#### PROBLEM REQUIREMENTS
Tally how many lines include "xlabel". The number is the whole answer.

#### LISTED ENTRIES
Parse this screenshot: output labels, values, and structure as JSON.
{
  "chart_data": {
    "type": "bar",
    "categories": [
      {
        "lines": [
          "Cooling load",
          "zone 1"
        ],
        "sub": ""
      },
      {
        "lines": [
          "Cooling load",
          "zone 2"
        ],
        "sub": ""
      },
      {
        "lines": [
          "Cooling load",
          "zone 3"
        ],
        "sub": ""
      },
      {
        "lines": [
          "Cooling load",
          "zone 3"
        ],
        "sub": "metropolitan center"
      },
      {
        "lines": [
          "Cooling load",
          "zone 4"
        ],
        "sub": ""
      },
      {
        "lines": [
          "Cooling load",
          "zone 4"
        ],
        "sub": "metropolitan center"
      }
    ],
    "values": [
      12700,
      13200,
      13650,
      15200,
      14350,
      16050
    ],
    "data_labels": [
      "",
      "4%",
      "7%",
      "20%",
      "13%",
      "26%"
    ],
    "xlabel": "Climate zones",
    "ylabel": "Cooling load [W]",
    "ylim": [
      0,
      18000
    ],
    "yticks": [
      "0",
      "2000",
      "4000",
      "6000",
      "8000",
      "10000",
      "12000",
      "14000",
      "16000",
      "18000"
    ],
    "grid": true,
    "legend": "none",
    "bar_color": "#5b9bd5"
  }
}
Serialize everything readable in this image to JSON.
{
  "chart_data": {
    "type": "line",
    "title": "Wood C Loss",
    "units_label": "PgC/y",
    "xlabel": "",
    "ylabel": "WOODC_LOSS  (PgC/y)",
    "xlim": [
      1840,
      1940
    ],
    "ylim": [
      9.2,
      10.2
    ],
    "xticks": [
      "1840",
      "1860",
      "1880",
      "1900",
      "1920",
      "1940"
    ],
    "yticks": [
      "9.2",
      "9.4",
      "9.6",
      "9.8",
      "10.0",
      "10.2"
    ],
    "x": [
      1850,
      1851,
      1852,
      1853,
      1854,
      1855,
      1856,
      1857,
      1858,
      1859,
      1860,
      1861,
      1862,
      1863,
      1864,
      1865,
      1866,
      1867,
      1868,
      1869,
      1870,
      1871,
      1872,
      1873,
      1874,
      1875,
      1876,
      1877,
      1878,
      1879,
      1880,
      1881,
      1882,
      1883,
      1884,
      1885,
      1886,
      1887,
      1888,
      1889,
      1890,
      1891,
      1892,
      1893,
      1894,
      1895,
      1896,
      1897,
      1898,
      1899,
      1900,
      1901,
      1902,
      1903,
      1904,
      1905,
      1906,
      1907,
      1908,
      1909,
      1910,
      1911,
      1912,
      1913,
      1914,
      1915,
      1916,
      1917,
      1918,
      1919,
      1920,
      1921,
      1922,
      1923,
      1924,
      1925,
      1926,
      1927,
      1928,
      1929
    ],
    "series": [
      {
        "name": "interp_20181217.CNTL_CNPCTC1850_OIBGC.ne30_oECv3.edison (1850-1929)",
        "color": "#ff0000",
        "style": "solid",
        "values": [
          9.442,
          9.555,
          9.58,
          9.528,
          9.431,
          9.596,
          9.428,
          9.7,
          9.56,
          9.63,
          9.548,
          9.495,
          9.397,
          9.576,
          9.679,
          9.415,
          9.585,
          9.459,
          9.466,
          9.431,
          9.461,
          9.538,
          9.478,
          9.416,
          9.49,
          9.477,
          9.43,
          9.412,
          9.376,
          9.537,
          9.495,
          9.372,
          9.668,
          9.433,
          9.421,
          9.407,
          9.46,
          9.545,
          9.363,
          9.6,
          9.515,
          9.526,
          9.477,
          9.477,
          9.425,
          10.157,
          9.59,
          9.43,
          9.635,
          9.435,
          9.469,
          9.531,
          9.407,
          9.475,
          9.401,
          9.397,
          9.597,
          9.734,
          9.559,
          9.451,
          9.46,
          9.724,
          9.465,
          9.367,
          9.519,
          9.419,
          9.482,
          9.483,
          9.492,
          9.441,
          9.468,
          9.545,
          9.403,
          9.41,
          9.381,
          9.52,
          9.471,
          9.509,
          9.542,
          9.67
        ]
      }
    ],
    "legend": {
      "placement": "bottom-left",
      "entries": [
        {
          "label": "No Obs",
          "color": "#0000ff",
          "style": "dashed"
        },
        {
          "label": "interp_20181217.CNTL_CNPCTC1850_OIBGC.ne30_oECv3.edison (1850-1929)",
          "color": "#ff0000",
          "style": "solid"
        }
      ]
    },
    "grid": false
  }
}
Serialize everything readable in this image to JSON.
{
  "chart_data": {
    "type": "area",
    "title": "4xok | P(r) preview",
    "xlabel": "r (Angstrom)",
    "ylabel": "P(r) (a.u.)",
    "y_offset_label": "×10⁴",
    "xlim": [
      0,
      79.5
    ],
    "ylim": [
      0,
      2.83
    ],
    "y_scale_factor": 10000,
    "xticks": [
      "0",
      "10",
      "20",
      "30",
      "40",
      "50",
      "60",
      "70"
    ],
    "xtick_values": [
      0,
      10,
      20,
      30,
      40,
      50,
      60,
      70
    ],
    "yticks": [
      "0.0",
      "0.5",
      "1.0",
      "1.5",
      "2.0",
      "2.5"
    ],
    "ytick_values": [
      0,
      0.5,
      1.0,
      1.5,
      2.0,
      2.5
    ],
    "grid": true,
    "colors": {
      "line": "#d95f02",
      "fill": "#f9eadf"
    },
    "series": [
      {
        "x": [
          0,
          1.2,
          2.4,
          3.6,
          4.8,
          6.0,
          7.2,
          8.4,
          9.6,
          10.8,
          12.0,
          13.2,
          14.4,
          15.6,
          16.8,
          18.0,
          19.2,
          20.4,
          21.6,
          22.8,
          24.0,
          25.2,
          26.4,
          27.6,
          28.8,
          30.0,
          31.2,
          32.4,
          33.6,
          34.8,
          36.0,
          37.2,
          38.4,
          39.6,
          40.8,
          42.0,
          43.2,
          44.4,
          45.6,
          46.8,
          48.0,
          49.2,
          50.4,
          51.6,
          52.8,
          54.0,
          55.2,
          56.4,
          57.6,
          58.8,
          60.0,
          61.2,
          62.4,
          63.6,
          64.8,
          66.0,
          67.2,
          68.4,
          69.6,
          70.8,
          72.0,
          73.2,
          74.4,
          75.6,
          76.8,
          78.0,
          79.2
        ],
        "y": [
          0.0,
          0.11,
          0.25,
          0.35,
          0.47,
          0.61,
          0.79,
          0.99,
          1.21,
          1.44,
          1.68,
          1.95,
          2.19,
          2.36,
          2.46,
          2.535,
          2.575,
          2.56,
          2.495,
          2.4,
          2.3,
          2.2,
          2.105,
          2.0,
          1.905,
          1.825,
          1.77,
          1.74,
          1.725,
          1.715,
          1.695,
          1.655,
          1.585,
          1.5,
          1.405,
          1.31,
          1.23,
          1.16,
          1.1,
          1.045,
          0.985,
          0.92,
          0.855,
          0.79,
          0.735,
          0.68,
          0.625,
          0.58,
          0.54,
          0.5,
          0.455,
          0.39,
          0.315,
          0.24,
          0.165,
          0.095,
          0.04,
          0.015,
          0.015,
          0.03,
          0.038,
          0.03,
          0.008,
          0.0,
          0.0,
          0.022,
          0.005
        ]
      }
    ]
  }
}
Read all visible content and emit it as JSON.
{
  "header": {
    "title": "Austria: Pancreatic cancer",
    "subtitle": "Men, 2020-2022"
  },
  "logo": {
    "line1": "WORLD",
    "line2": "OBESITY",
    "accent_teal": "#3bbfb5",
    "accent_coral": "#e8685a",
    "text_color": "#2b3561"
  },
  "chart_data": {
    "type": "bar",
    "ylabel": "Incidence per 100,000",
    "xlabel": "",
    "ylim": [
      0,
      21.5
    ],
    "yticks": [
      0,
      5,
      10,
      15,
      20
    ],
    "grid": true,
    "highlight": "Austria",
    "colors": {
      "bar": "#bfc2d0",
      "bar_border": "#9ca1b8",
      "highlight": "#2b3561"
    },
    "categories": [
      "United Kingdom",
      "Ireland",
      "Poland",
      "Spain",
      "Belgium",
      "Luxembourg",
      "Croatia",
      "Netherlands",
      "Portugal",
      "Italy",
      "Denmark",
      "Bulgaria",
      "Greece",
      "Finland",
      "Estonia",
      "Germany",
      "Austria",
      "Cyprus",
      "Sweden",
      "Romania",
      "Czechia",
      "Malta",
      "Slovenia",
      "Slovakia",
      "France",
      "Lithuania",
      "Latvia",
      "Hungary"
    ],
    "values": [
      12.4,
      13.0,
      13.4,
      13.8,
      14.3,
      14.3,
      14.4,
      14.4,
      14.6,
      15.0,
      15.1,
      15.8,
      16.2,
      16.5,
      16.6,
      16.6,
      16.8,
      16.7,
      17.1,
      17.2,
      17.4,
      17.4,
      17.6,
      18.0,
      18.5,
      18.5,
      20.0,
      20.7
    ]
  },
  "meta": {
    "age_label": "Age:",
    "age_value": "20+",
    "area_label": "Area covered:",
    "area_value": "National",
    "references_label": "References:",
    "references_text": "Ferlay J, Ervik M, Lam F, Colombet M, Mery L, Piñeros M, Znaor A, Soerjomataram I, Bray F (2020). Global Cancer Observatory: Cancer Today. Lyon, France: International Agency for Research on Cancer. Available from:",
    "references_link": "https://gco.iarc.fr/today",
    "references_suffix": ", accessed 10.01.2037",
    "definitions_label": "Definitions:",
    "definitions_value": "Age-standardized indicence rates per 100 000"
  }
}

#### FINISHED ANSWER
4